**WHAT IS EXPECTED**
Return all of the data exactly as written, without the pictures.

**RAW RECORDS**

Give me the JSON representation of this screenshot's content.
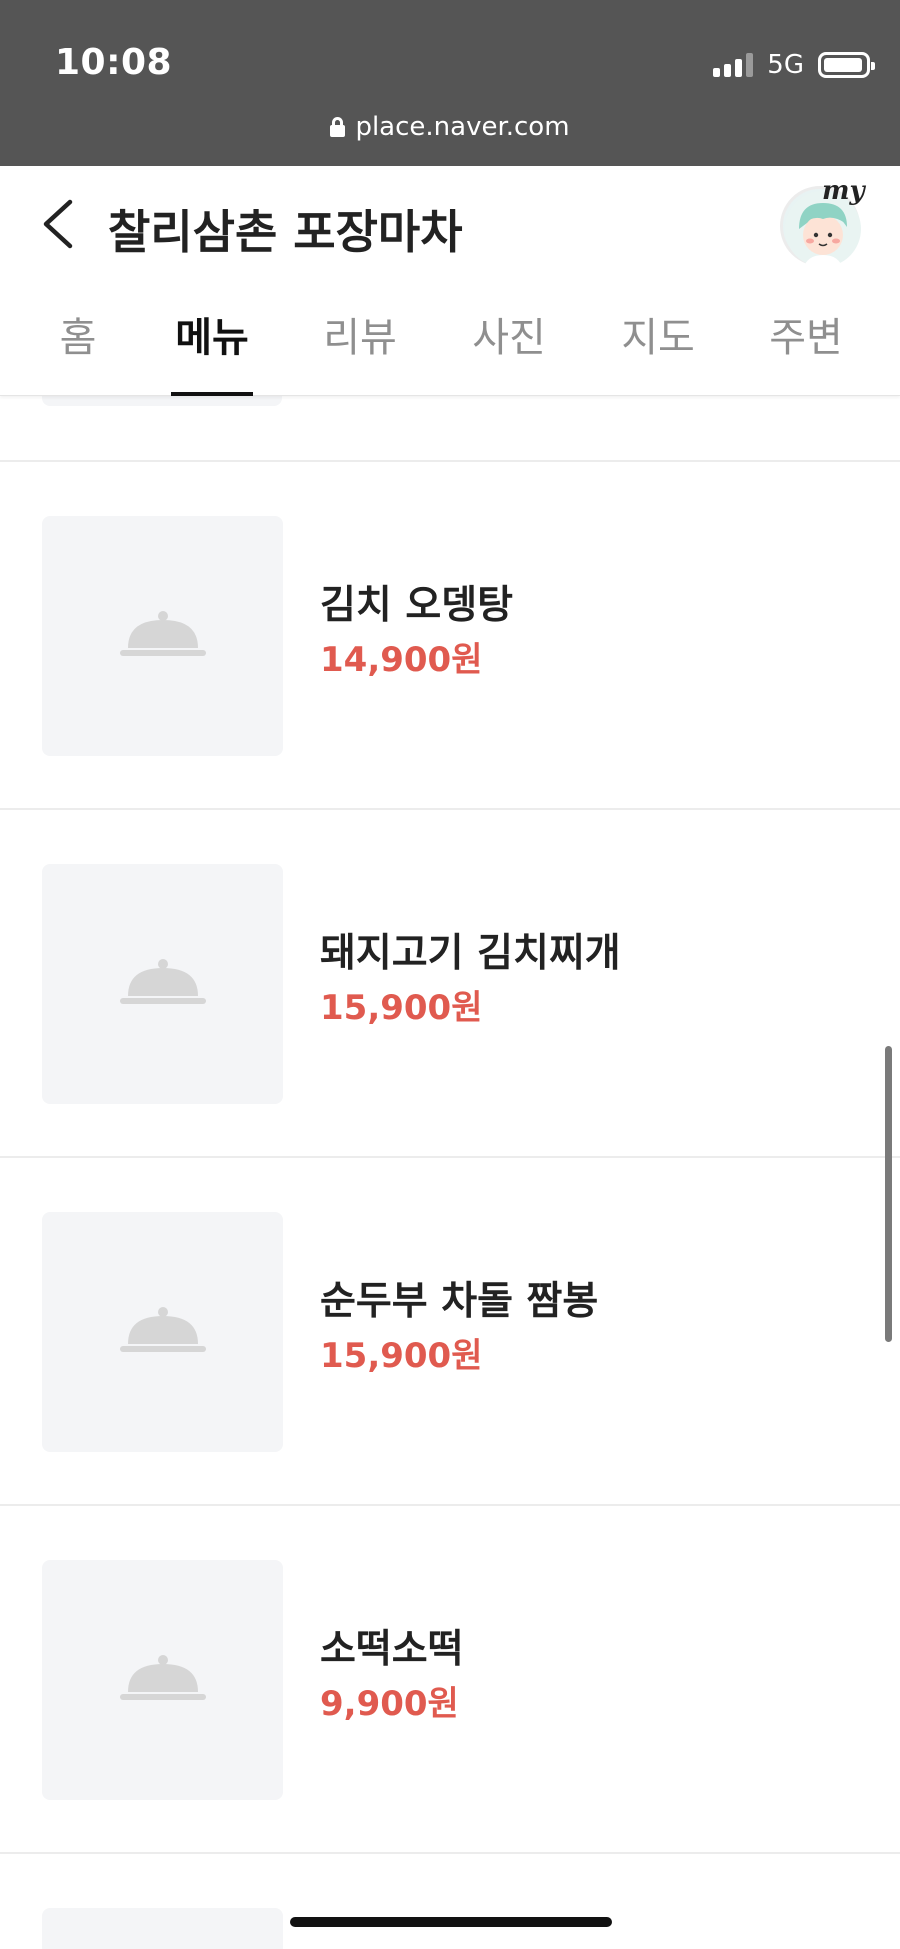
{
  "status_bar": {
    "time": "10:08",
    "network": "5G"
  },
  "browser": {
    "url": "place.naver.com"
  },
  "header": {
    "title": "찰리삼촌 포장마차",
    "my_label": "my"
  },
  "tabs": [
    {
      "label": "홈",
      "active": false
    },
    {
      "label": "메뉴",
      "active": true
    },
    {
      "label": "리뷰",
      "active": false
    },
    {
      "label": "사진",
      "active": false
    },
    {
      "label": "지도",
      "active": false
    },
    {
      "label": "주변",
      "active": false
    }
  ],
  "menu_items": [
    {
      "name": "김치 오뎅탕",
      "price": "14,900원"
    },
    {
      "name": "돼지고기 김치찌개",
      "price": "15,900원"
    },
    {
      "name": "순두부 차돌 짬봉",
      "price": "15,900원"
    },
    {
      "name": "소떡소떡",
      "price": "9,900원"
    }
  ],
  "colors": {
    "price": "#e05a4f",
    "status_bar": "#555555",
    "thumb_bg": "#f4f5f7"
  }
}
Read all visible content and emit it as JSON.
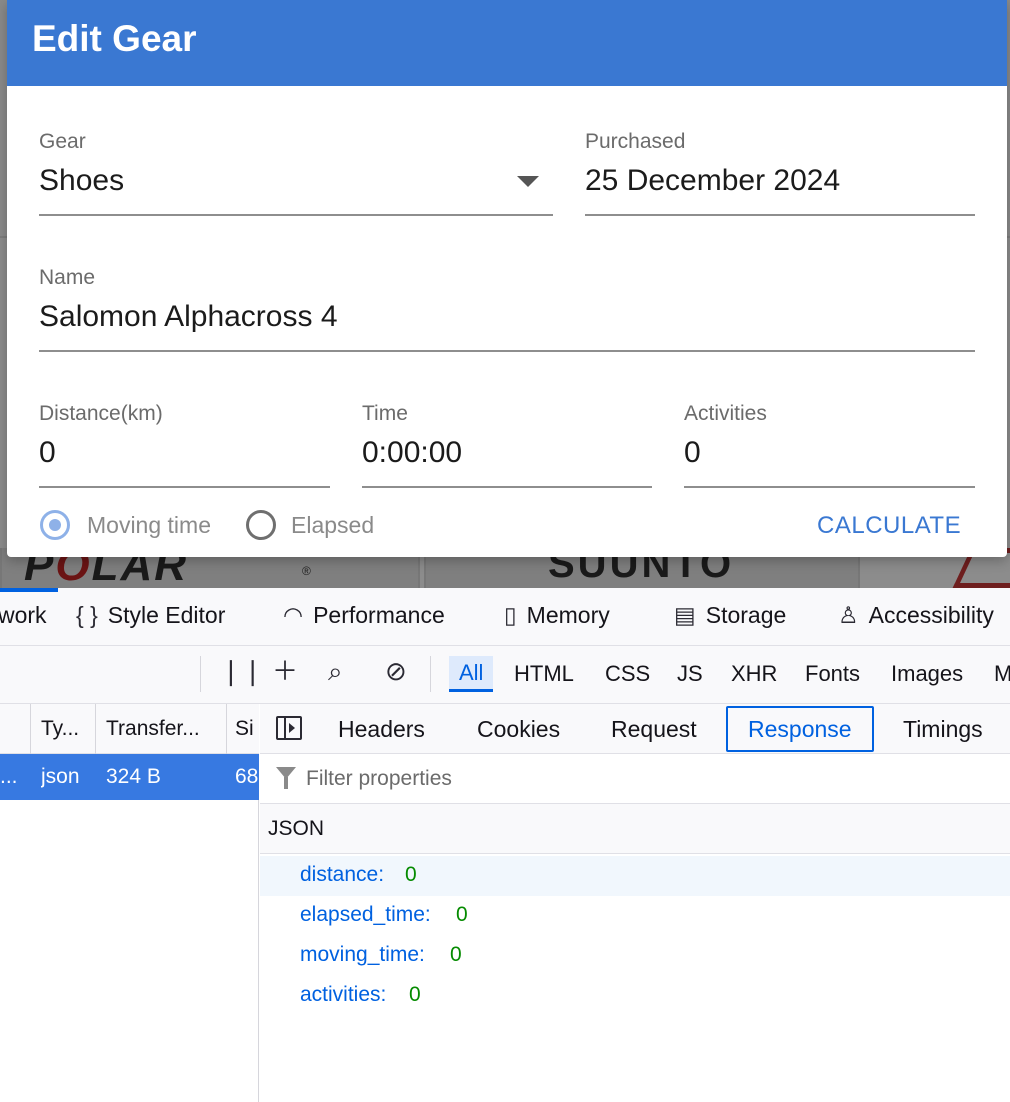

**TASK OUTPUT**
Give me the JSON representation of this screenshot's content.
{
  "status_bar": {
    "time": "10:08",
    "network": "5G"
  },
  "browser": {
    "url": "place.naver.com"
  },
  "header": {
    "title": "찰리삼촌 포장마차",
    "my_label": "my"
  },
  "tabs": [
    {
      "label": "홈",
      "active": false
    },
    {
      "label": "메뉴",
      "active": true
    },
    {
      "label": "리뷰",
      "active": false
    },
    {
      "label": "사진",
      "active": false
    },
    {
      "label": "지도",
      "active": false
    },
    {
      "label": "주변",
      "active": false
    }
  ],
  "menu_items": [
    {
      "name": "김치 오뎅탕",
      "price": "14,900원"
    },
    {
      "name": "돼지고기 김치찌개",
      "price": "15,900원"
    },
    {
      "name": "순두부 차돌 짬봉",
      "price": "15,900원"
    },
    {
      "name": "소떡소떡",
      "price": "9,900원"
    }
  ],
  "colors": {
    "price": "#e05a4f",
    "status_bar": "#555555",
    "thumb_bg": "#f4f5f7"
  }
}
Read all visible content and emit it as JSON.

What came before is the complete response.